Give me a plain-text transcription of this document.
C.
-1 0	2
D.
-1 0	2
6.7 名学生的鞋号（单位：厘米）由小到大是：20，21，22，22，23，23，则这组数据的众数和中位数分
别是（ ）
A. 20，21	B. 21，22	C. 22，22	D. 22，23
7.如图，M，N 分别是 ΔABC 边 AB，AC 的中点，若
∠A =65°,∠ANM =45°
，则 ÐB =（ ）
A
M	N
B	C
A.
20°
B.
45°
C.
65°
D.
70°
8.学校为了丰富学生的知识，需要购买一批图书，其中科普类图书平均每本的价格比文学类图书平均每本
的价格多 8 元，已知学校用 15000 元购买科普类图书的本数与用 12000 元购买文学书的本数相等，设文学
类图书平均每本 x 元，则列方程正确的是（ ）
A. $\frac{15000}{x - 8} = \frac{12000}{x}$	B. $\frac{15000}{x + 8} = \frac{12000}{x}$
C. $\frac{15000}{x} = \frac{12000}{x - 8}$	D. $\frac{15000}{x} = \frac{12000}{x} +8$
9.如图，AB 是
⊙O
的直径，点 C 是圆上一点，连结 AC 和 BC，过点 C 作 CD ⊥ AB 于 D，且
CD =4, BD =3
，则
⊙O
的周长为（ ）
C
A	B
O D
---------------
Filter the entries above down to the lines containing the word "frac".

A. $\frac{15000}{x - 8} = \frac{12000}{x}$	B. $\frac{15000}{x + 8} = \frac{12000}{x}$
C. $\frac{15000}{x} = \frac{12000}{x - 8}$	D. $\frac{15000}{x} = \frac{12000}{x} +8$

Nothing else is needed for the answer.